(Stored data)
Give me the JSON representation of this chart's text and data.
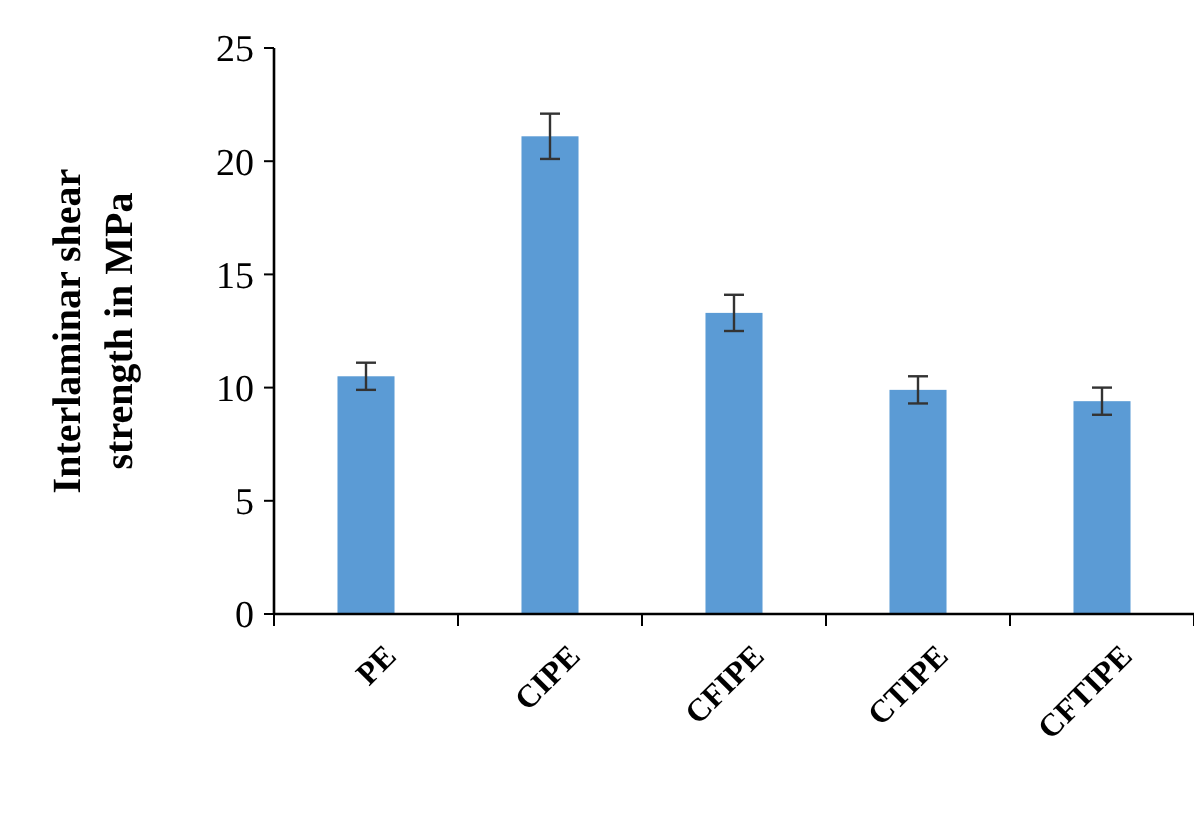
{
  "chart_data": {
    "type": "bar",
    "ylabel": "Interlaminar shear\nstrength in MPa",
    "categories": [
      "PE",
      "CIPE",
      "CFIPE",
      "CTIPE",
      "CFTIPE"
    ],
    "values": [
      10.5,
      21.1,
      13.3,
      9.9,
      9.4
    ],
    "errors": [
      0.6,
      1.0,
      0.8,
      0.6,
      0.6
    ],
    "color": "#5b9bd5",
    "ylim": [
      0,
      25
    ],
    "yticks": [
      0,
      5,
      10,
      15,
      20,
      25
    ],
    "grid": false
  }
}
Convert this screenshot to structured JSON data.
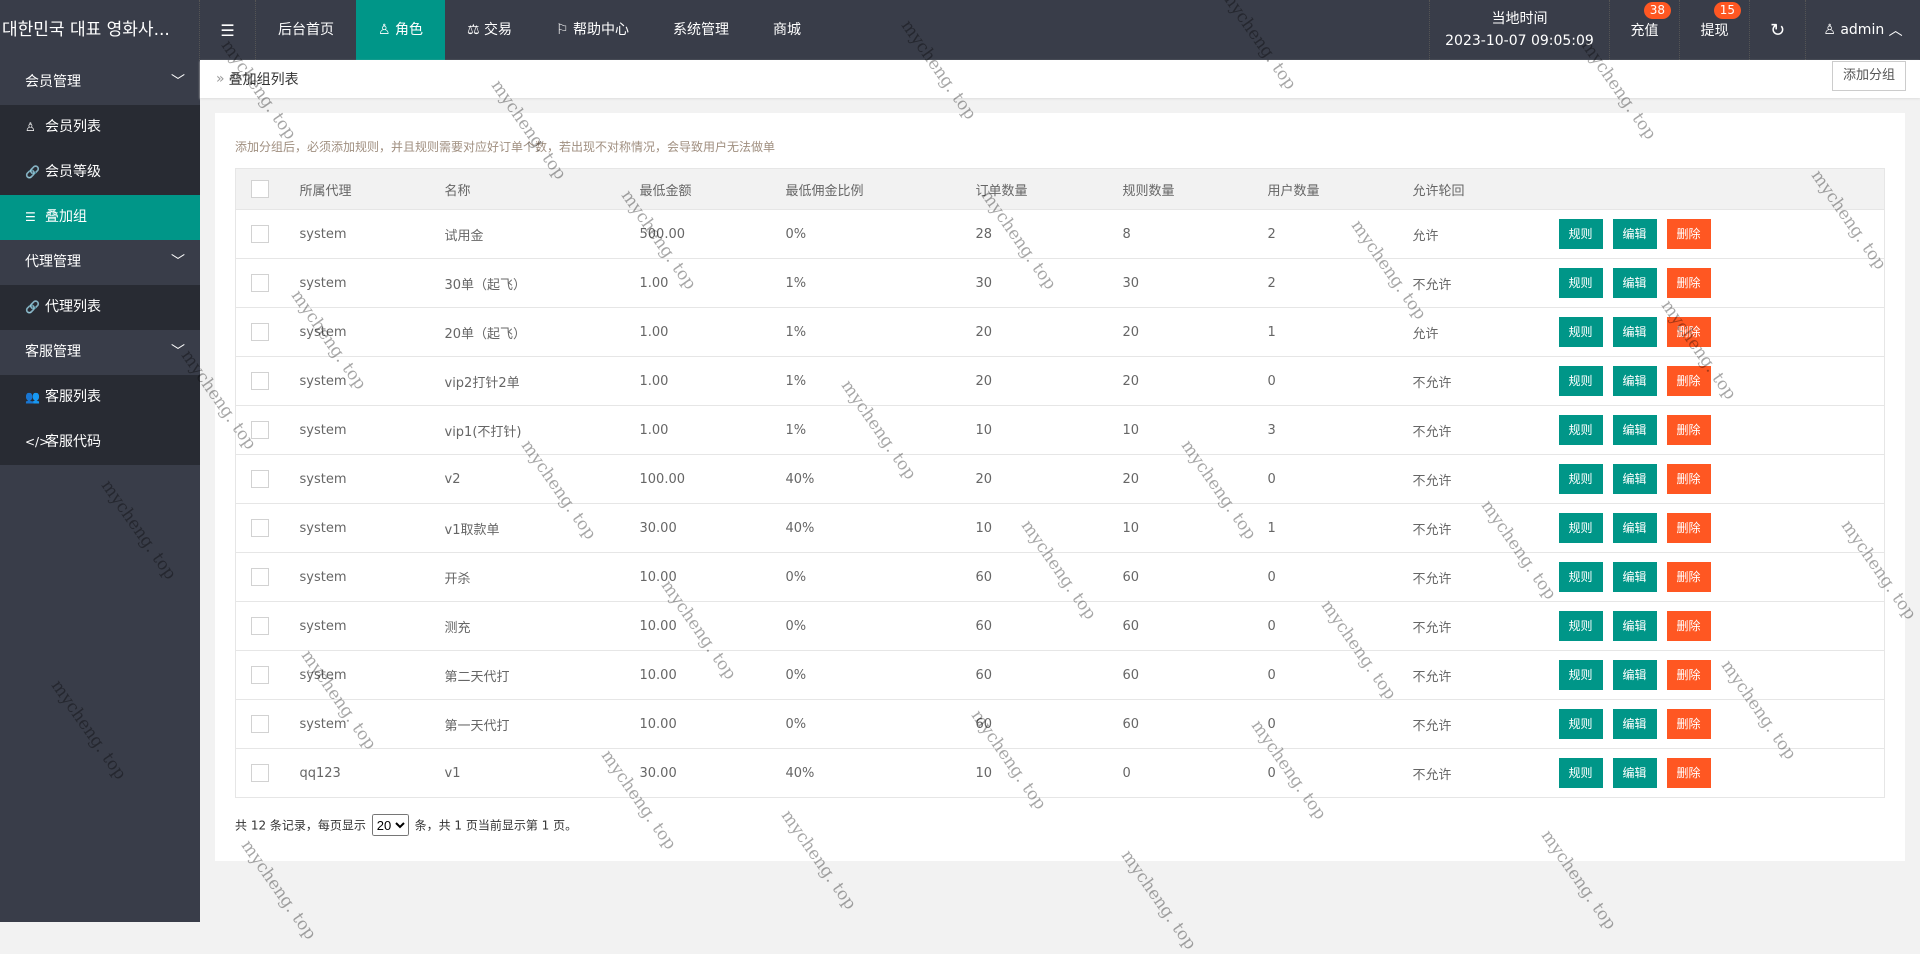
{
  "app": {
    "title": "대한민국 대표 영화사..."
  },
  "topnav": [
    {
      "label": "后台首页",
      "icon": ""
    },
    {
      "label": "角色",
      "icon": "user-icon",
      "active": true
    },
    {
      "label": "交易",
      "icon": "scale-icon"
    },
    {
      "label": "帮助中心",
      "icon": "flag-icon"
    },
    {
      "label": "系统管理",
      "icon": ""
    },
    {
      "label": "商城",
      "icon": ""
    }
  ],
  "header": {
    "time_label": "当地时间",
    "time_value": "2023-10-07 09:05:09",
    "recharge": "充值",
    "recharge_count": "38",
    "withdraw": "提现",
    "withdraw_count": "15",
    "user": "admin"
  },
  "sidebar": [
    {
      "label": "会员管理",
      "type": "section"
    },
    {
      "label": "会员列表",
      "type": "item",
      "icon": "user-icon",
      "ic": "♙"
    },
    {
      "label": "会员等级",
      "type": "item",
      "icon": "link-icon",
      "ic": "🔗"
    },
    {
      "label": "叠加组",
      "type": "item",
      "icon": "list-icon",
      "ic": "☰",
      "active": true
    },
    {
      "label": "代理管理",
      "type": "section"
    },
    {
      "label": "代理列表",
      "type": "item",
      "icon": "link-icon",
      "ic": "🔗"
    },
    {
      "label": "客服管理",
      "type": "section"
    },
    {
      "label": "客服列表",
      "type": "item",
      "icon": "users-icon",
      "ic": "👥"
    },
    {
      "label": "客服代码",
      "type": "item",
      "icon": "code-icon",
      "ic": "</>"
    }
  ],
  "breadcrumb": {
    "title": "叠加组列表",
    "add_button": "添加分组"
  },
  "notice": "添加分组后，必须添加规则，并且规则需要对应好订单个数，若出现不对称情况，会导致用户无法做单",
  "table": {
    "columns": [
      "所属代理",
      "名称",
      "最低金额",
      "最低佣金比例",
      "订单数量",
      "规则数量",
      "用户数量",
      "允许轮回"
    ],
    "actions": {
      "rules": "规则",
      "edit": "编辑",
      "delete": "删除"
    },
    "rows": [
      [
        "system",
        "试用金",
        "500.00",
        "0%",
        "28",
        "8",
        "2",
        "允许"
      ],
      [
        "system",
        "30单（起飞）",
        "1.00",
        "1%",
        "30",
        "30",
        "2",
        "不允许"
      ],
      [
        "system",
        "20单（起飞）",
        "1.00",
        "1%",
        "20",
        "20",
        "1",
        "允许"
      ],
      [
        "system",
        "vip2打针2单",
        "1.00",
        "1%",
        "20",
        "20",
        "0",
        "不允许"
      ],
      [
        "system",
        "vip1(不打针)",
        "1.00",
        "1%",
        "10",
        "10",
        "3",
        "不允许"
      ],
      [
        "system",
        "v2",
        "100.00",
        "40%",
        "20",
        "20",
        "0",
        "不允许"
      ],
      [
        "system",
        "v1取款单",
        "30.00",
        "40%",
        "10",
        "10",
        "1",
        "不允许"
      ],
      [
        "system",
        "开杀",
        "10.00",
        "0%",
        "60",
        "60",
        "0",
        "不允许"
      ],
      [
        "system",
        "测充",
        "10.00",
        "0%",
        "60",
        "60",
        "0",
        "不允许"
      ],
      [
        "system",
        "第二天代打",
        "10.00",
        "0%",
        "60",
        "60",
        "0",
        "不允许"
      ],
      [
        "system",
        "第一天代打",
        "10.00",
        "0%",
        "60",
        "60",
        "0",
        "不允许"
      ],
      [
        "qq123",
        "v1",
        "30.00",
        "40%",
        "10",
        "0",
        "0",
        "不允许"
      ]
    ]
  },
  "pagination": {
    "prefix": "共 12 条记录，每页显示",
    "page_size": "20",
    "suffix": "条，共 1 页当前显示第 1 页。"
  },
  "watermark": "mycheng. top",
  "colors": {
    "topbar": "#393D49",
    "accent": "#009688",
    "danger": "#FF5722"
  }
}
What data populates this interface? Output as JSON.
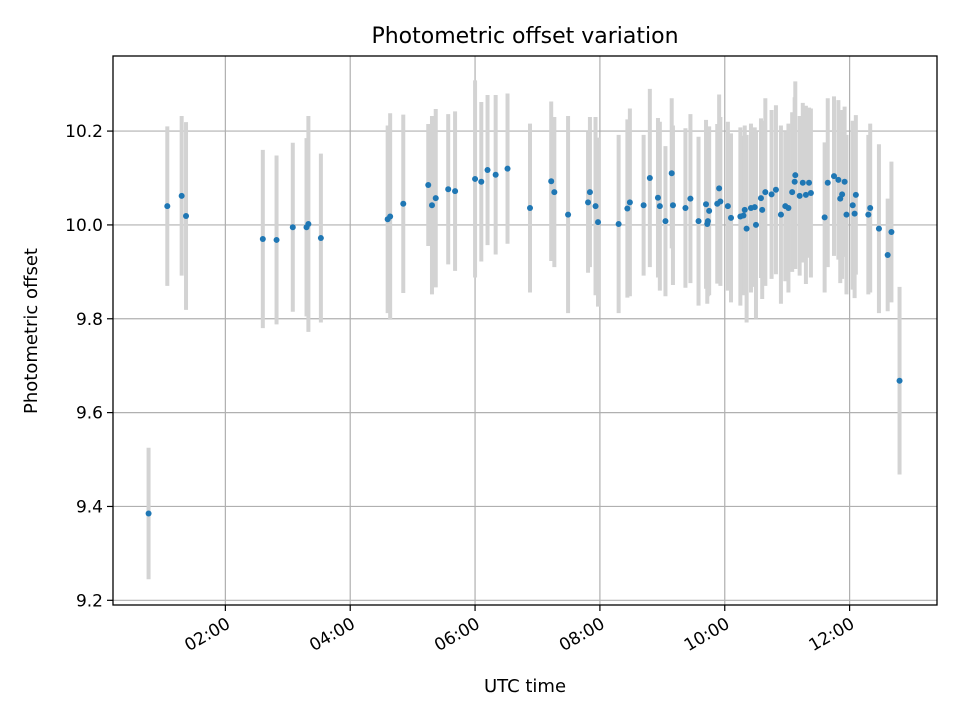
{
  "chart_data": {
    "type": "scatter",
    "title": "Photometric offset variation",
    "xlabel": "UTC time",
    "ylabel": "Photometric offset",
    "xlim_hours": [
      0.2,
      13.4
    ],
    "ylim": [
      9.19,
      10.36
    ],
    "grid": true,
    "x_ticks": [
      {
        "hour": 2,
        "label": "02:00"
      },
      {
        "hour": 4,
        "label": "04:00"
      },
      {
        "hour": 6,
        "label": "06:00"
      },
      {
        "hour": 8,
        "label": "08:00"
      },
      {
        "hour": 10,
        "label": "10:00"
      },
      {
        "hour": 12,
        "label": "12:00"
      }
    ],
    "y_ticks": [
      {
        "value": 9.2,
        "label": "9.2"
      },
      {
        "value": 9.4,
        "label": "9.4"
      },
      {
        "value": 9.6,
        "label": "9.6"
      },
      {
        "value": 9.8,
        "label": "9.8"
      },
      {
        "value": 10.0,
        "label": "10.0"
      },
      {
        "value": 10.2,
        "label": "10.2"
      }
    ],
    "colors": {
      "point": "#1f77b4",
      "errorbar": "#d3d3d3",
      "grid": "#b0b0b0",
      "axis": "#000000"
    },
    "points": [
      [
        0.77,
        9.385,
        0.14
      ],
      [
        1.07,
        10.04,
        0.17
      ],
      [
        1.3,
        10.062,
        0.17
      ],
      [
        1.37,
        10.019,
        0.2
      ],
      [
        2.6,
        9.97,
        0.19
      ],
      [
        2.82,
        9.968,
        0.18
      ],
      [
        3.08,
        9.995,
        0.18
      ],
      [
        3.3,
        9.995,
        0.19
      ],
      [
        3.33,
        10.002,
        0.23
      ],
      [
        3.53,
        9.972,
        0.18
      ],
      [
        4.6,
        10.012,
        0.2
      ],
      [
        4.64,
        10.018,
        0.22
      ],
      [
        4.85,
        10.045,
        0.19
      ],
      [
        5.25,
        10.085,
        0.13
      ],
      [
        5.31,
        10.042,
        0.19
      ],
      [
        5.37,
        10.057,
        0.19
      ],
      [
        5.57,
        10.076,
        0.16
      ],
      [
        5.68,
        10.072,
        0.17
      ],
      [
        6.0,
        10.098,
        0.21
      ],
      [
        6.1,
        10.092,
        0.17
      ],
      [
        6.2,
        10.117,
        0.16
      ],
      [
        6.33,
        10.107,
        0.17
      ],
      [
        6.52,
        10.12,
        0.16
      ],
      [
        6.88,
        10.036,
        0.18
      ],
      [
        7.22,
        10.093,
        0.17
      ],
      [
        7.27,
        10.07,
        0.16
      ],
      [
        7.49,
        10.022,
        0.21
      ],
      [
        7.81,
        10.048,
        0.15
      ],
      [
        7.84,
        10.07,
        0.16
      ],
      [
        7.93,
        10.04,
        0.19
      ],
      [
        7.97,
        10.006,
        0.18
      ],
      [
        8.3,
        10.002,
        0.19
      ],
      [
        8.44,
        10.035,
        0.19
      ],
      [
        8.48,
        10.048,
        0.2
      ],
      [
        8.7,
        10.042,
        0.15
      ],
      [
        8.8,
        10.1,
        0.19
      ],
      [
        8.93,
        10.058,
        0.17
      ],
      [
        8.96,
        10.04,
        0.18
      ],
      [
        9.05,
        10.008,
        0.16
      ],
      [
        9.15,
        10.11,
        0.16
      ],
      [
        9.17,
        10.042,
        0.17
      ],
      [
        9.37,
        10.036,
        0.17
      ],
      [
        9.45,
        10.056,
        0.18
      ],
      [
        9.58,
        10.008,
        0.18
      ],
      [
        9.7,
        10.044,
        0.18
      ],
      [
        9.72,
        10.002,
        0.17
      ],
      [
        9.73,
        10.008,
        0.16
      ],
      [
        9.75,
        10.03,
        0.18
      ],
      [
        9.88,
        10.045,
        0.17
      ],
      [
        9.91,
        10.078,
        0.2
      ],
      [
        9.93,
        10.05,
        0.18
      ],
      [
        10.05,
        10.04,
        0.18
      ],
      [
        10.1,
        10.015,
        0.18
      ],
      [
        10.25,
        10.018,
        0.19
      ],
      [
        10.3,
        10.02,
        0.17
      ],
      [
        10.32,
        10.032,
        0.18
      ],
      [
        10.35,
        9.992,
        0.2
      ],
      [
        10.42,
        10.036,
        0.18
      ],
      [
        10.48,
        10.038,
        0.17
      ],
      [
        10.5,
        10.0,
        0.2
      ],
      [
        10.58,
        10.057,
        0.17
      ],
      [
        10.6,
        10.032,
        0.19
      ],
      [
        10.65,
        10.07,
        0.2
      ],
      [
        10.75,
        10.065,
        0.18
      ],
      [
        10.82,
        10.075,
        0.18
      ],
      [
        10.9,
        10.022,
        0.19
      ],
      [
        10.97,
        10.04,
        0.16
      ],
      [
        11.02,
        10.036,
        0.18
      ],
      [
        11.08,
        10.07,
        0.17
      ],
      [
        11.12,
        10.092,
        0.18
      ],
      [
        11.13,
        10.106,
        0.2
      ],
      [
        11.2,
        10.062,
        0.17
      ],
      [
        11.25,
        10.09,
        0.17
      ],
      [
        11.3,
        10.064,
        0.19
      ],
      [
        11.35,
        10.09,
        0.16
      ],
      [
        11.38,
        10.068,
        0.18
      ],
      [
        11.6,
        10.016,
        0.16
      ],
      [
        11.65,
        10.09,
        0.18
      ],
      [
        11.75,
        10.104,
        0.17
      ],
      [
        11.82,
        10.096,
        0.17
      ],
      [
        11.85,
        10.056,
        0.18
      ],
      [
        11.88,
        10.065,
        0.18
      ],
      [
        11.92,
        10.092,
        0.16
      ],
      [
        11.95,
        10.022,
        0.17
      ],
      [
        12.05,
        10.042,
        0.18
      ],
      [
        12.08,
        10.024,
        0.18
      ],
      [
        12.1,
        10.064,
        0.17
      ],
      [
        12.3,
        10.022,
        0.17
      ],
      [
        12.33,
        10.036,
        0.18
      ],
      [
        12.47,
        9.992,
        0.18
      ],
      [
        12.61,
        9.936,
        0.12
      ],
      [
        12.67,
        9.985,
        0.15
      ],
      [
        12.8,
        9.668,
        0.2
      ]
    ]
  }
}
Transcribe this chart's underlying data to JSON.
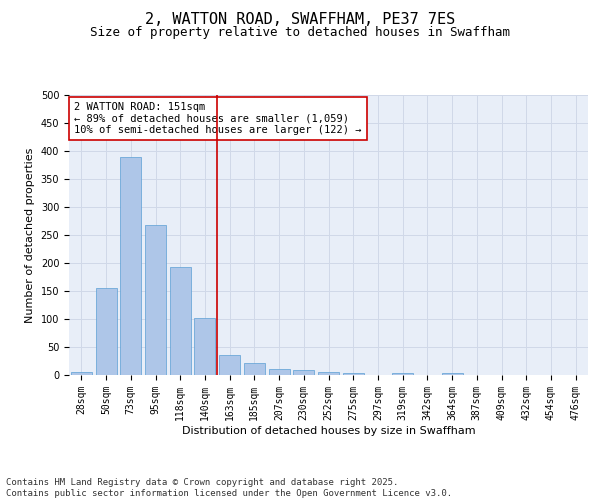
{
  "title_line1": "2, WATTON ROAD, SWAFFHAM, PE37 7ES",
  "title_line2": "Size of property relative to detached houses in Swaffham",
  "xlabel": "Distribution of detached houses by size in Swaffham",
  "ylabel": "Number of detached properties",
  "categories": [
    "28sqm",
    "50sqm",
    "73sqm",
    "95sqm",
    "118sqm",
    "140sqm",
    "163sqm",
    "185sqm",
    "207sqm",
    "230sqm",
    "252sqm",
    "275sqm",
    "297sqm",
    "319sqm",
    "342sqm",
    "364sqm",
    "387sqm",
    "409sqm",
    "432sqm",
    "454sqm",
    "476sqm"
  ],
  "values": [
    5,
    155,
    390,
    268,
    193,
    102,
    36,
    22,
    11,
    9,
    5,
    3,
    0,
    4,
    0,
    4,
    0,
    0,
    0,
    0,
    0
  ],
  "bar_color": "#aec6e8",
  "bar_edge_color": "#5a9fd4",
  "grid_color": "#d0d8e8",
  "background_color": "#e8eef8",
  "vline_x": 5.5,
  "vline_color": "#cc0000",
  "annotation_text": "2 WATTON ROAD: 151sqm\n← 89% of detached houses are smaller (1,059)\n10% of semi-detached houses are larger (122) →",
  "annotation_box_color": "#ffffff",
  "annotation_box_edge_color": "#cc0000",
  "ylim": [
    0,
    500
  ],
  "yticks": [
    0,
    50,
    100,
    150,
    200,
    250,
    300,
    350,
    400,
    450,
    500
  ],
  "footnote": "Contains HM Land Registry data © Crown copyright and database right 2025.\nContains public sector information licensed under the Open Government Licence v3.0.",
  "title_fontsize": 11,
  "subtitle_fontsize": 9,
  "axis_label_fontsize": 8,
  "tick_fontsize": 7,
  "annotation_fontsize": 7.5,
  "footnote_fontsize": 6.5
}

> _Work instructions_: Wherever a line in the data above holds "xlabel", copy that line.

> _Final result_:
    "xlabel": "UTC time",
  "xlabel": "Distribution of detached houses by size in Swaffham",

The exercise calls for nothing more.